[Directive]: Look for the word "งและสถานท" in each line and report the count of matching lines, with nothing added.

>>>

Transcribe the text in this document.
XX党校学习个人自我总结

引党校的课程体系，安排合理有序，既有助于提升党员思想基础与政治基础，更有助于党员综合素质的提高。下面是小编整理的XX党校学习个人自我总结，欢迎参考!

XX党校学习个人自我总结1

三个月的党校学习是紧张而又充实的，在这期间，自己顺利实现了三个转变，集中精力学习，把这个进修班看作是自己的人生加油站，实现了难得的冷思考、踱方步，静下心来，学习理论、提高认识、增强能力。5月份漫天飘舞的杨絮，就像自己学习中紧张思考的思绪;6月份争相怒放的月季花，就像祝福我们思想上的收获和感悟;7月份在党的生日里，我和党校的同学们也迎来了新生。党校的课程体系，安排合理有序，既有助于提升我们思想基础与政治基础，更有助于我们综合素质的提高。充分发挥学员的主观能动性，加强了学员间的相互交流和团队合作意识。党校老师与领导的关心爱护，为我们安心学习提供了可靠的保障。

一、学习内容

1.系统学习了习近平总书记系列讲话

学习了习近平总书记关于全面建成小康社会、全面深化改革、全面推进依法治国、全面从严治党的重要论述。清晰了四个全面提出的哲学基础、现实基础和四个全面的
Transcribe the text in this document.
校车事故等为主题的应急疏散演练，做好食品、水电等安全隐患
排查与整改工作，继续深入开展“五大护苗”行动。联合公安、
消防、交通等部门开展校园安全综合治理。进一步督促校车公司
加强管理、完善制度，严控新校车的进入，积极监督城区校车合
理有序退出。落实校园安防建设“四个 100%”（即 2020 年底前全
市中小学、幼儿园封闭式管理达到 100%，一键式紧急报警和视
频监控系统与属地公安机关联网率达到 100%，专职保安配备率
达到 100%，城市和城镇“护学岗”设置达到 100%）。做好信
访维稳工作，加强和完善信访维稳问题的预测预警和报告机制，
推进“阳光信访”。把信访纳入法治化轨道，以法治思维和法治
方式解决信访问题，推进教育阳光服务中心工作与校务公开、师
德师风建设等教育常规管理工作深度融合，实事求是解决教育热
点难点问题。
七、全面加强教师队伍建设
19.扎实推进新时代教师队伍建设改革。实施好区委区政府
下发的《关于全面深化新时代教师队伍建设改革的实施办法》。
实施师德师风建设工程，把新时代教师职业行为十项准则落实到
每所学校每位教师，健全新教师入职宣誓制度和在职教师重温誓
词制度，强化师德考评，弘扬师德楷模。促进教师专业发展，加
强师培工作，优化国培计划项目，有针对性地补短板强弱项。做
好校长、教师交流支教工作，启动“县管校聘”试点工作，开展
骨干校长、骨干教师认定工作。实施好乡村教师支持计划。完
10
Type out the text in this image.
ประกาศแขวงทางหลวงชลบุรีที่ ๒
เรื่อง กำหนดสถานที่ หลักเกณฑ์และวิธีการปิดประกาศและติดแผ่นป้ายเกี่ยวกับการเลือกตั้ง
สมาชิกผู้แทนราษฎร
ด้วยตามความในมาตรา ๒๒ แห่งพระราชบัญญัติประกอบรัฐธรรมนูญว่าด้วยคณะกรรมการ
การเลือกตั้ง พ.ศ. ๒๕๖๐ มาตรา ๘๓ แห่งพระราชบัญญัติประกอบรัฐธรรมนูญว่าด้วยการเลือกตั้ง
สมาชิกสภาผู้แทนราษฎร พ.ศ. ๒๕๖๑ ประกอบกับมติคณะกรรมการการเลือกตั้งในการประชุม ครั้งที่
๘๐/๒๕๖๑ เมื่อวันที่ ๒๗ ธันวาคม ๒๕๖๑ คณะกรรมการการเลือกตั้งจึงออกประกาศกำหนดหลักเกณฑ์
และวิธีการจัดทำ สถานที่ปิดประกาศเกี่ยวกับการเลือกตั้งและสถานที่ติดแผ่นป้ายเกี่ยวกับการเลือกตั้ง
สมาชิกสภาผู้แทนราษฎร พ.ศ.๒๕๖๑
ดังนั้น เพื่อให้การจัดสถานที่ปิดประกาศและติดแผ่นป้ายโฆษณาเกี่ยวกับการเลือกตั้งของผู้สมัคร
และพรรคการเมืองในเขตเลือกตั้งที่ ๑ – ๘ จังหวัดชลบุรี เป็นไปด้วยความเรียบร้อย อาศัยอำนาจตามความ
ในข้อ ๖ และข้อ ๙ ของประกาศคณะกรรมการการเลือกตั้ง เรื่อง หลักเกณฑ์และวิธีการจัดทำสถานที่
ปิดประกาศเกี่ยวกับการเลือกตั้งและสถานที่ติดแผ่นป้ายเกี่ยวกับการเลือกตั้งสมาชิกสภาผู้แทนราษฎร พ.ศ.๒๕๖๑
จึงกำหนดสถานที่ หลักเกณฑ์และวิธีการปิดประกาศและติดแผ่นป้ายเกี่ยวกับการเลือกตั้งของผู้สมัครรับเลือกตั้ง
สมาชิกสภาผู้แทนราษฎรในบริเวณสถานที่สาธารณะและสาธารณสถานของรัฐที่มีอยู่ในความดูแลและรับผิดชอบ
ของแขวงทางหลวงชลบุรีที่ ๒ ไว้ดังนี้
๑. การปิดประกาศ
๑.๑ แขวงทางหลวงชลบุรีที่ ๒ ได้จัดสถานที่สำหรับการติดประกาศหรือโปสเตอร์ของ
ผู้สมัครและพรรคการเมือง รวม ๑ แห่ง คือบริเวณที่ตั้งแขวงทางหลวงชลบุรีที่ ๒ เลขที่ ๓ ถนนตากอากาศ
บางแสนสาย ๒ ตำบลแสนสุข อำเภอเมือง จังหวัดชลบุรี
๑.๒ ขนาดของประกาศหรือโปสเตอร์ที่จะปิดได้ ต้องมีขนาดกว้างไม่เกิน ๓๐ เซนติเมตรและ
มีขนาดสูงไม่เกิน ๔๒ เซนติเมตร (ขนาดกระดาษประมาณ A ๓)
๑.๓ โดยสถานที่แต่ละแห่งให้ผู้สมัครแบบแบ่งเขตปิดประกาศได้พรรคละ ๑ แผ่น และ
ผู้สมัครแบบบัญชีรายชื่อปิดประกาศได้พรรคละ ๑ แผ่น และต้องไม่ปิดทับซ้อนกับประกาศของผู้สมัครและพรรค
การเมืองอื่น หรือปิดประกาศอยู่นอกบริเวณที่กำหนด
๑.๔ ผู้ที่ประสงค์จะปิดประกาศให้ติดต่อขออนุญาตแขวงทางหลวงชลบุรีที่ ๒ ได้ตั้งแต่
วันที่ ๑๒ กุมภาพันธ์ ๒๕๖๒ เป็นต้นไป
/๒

<<<

[Expected answer]: 2